(Rows from a dataset)
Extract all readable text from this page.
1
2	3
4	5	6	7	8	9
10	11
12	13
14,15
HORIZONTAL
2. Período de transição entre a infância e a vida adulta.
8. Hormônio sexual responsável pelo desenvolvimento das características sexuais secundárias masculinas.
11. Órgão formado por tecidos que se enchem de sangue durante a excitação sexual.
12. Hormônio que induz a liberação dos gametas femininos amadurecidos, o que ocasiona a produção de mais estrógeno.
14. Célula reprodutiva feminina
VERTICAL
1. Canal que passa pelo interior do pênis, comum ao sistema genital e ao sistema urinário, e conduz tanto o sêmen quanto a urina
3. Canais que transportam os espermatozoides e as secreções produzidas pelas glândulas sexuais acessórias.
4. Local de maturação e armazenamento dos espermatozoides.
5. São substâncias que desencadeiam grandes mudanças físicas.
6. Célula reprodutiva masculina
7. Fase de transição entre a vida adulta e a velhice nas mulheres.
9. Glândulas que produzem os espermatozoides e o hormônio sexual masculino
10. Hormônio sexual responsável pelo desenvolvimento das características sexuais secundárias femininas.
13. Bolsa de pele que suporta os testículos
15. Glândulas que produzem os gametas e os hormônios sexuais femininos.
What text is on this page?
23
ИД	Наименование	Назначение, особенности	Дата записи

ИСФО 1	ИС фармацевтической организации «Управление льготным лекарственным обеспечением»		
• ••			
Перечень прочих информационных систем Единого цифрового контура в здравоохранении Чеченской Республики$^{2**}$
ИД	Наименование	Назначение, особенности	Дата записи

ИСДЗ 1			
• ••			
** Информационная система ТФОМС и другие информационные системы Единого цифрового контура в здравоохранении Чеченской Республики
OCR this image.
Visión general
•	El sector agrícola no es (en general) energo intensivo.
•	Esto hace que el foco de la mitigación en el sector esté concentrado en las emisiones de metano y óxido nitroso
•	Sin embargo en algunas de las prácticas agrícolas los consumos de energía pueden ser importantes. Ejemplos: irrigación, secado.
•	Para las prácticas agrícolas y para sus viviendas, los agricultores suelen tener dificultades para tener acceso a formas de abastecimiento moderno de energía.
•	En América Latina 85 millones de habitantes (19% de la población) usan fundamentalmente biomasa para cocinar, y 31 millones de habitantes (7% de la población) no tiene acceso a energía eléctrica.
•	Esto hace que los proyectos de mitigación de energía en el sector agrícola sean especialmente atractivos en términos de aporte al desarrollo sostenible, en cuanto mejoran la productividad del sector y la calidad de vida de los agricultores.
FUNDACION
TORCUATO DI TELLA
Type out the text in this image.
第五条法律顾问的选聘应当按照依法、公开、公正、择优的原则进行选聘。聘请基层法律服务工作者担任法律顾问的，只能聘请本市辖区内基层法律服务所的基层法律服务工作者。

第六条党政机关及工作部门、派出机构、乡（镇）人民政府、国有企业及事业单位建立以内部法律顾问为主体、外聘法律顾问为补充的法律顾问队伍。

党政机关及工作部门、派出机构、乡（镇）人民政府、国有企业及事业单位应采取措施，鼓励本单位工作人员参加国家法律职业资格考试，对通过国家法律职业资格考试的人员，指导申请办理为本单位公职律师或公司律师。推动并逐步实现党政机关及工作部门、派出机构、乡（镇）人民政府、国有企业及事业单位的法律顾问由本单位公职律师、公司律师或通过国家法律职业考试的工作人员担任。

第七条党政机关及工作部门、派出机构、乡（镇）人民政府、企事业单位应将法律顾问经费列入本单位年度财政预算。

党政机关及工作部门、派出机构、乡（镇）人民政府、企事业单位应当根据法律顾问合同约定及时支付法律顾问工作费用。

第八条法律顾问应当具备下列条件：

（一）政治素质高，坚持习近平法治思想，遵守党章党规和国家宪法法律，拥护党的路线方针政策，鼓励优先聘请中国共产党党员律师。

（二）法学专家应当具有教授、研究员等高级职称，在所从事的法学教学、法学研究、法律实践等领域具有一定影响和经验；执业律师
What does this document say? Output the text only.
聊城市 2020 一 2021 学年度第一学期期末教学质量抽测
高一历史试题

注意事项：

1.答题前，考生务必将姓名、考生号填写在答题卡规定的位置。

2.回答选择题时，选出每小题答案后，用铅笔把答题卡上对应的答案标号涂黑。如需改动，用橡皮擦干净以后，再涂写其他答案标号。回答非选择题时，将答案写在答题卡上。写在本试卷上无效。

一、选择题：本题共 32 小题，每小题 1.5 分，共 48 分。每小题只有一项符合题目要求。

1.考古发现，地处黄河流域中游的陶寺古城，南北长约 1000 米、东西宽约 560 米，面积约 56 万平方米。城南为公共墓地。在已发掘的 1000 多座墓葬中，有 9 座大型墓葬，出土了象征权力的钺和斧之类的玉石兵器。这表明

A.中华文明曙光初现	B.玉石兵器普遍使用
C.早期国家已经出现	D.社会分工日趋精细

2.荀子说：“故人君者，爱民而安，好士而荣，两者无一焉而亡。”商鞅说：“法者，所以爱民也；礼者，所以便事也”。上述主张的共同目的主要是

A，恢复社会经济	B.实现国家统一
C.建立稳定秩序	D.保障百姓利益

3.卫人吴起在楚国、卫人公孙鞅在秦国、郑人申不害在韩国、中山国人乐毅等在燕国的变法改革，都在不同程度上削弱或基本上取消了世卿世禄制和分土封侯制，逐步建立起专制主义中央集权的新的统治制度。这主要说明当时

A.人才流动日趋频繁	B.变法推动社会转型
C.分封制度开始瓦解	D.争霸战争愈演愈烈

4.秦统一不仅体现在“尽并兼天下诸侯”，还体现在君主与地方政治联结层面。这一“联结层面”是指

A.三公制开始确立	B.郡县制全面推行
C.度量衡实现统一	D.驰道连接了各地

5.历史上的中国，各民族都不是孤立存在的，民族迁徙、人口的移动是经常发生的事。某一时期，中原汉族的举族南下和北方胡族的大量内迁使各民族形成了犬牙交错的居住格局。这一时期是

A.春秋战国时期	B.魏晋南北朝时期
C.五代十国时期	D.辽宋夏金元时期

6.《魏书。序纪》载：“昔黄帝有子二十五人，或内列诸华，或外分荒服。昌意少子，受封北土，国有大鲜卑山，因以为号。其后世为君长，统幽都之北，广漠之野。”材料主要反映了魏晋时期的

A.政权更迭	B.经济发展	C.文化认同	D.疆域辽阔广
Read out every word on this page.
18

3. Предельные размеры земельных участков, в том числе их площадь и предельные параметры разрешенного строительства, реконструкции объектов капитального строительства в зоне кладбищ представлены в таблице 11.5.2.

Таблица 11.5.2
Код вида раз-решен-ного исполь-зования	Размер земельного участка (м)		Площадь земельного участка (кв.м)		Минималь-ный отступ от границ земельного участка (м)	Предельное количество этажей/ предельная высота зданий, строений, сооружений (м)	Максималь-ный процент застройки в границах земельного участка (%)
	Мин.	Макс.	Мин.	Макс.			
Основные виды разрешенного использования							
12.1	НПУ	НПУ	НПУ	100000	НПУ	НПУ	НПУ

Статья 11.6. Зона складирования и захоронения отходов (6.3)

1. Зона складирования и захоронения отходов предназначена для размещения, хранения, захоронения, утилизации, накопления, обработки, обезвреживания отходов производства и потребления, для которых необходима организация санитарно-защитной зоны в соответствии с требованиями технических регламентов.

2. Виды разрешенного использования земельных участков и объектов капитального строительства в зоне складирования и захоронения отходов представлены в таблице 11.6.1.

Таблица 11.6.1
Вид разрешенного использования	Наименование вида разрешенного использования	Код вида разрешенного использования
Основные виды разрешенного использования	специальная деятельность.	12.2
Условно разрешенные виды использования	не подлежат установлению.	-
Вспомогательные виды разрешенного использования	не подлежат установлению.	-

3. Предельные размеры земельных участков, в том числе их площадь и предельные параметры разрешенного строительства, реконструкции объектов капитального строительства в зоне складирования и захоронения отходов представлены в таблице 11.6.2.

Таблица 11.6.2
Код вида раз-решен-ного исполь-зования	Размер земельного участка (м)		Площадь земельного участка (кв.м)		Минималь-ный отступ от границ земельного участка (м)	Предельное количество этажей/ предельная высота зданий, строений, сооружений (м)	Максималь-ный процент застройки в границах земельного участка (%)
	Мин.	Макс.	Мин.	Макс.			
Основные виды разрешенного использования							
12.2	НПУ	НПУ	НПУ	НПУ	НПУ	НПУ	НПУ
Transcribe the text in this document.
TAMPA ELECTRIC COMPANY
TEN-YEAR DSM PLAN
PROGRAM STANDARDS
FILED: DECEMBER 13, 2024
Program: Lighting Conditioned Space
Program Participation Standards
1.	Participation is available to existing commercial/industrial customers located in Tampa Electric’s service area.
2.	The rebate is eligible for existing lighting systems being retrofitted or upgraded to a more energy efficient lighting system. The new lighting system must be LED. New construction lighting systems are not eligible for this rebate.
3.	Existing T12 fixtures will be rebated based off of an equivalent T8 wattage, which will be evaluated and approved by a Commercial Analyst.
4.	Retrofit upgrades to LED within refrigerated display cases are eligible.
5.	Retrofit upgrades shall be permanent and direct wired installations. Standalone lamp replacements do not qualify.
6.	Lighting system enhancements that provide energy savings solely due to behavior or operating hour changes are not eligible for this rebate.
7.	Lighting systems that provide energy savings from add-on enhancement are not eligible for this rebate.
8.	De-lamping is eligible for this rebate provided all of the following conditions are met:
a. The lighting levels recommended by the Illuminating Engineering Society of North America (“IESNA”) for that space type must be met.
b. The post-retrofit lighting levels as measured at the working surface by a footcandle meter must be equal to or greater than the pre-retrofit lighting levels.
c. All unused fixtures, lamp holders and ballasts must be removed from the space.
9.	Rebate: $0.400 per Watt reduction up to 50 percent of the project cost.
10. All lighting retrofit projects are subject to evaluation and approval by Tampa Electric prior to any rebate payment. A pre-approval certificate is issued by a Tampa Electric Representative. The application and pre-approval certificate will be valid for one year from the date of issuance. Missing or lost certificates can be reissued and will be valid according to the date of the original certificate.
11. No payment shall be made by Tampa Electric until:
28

*WORK TO COMPLETE*: Using the material above, count the lines containing the word "mitigación". Reply with the number alone.

*EXERCISE ANSWER*: 2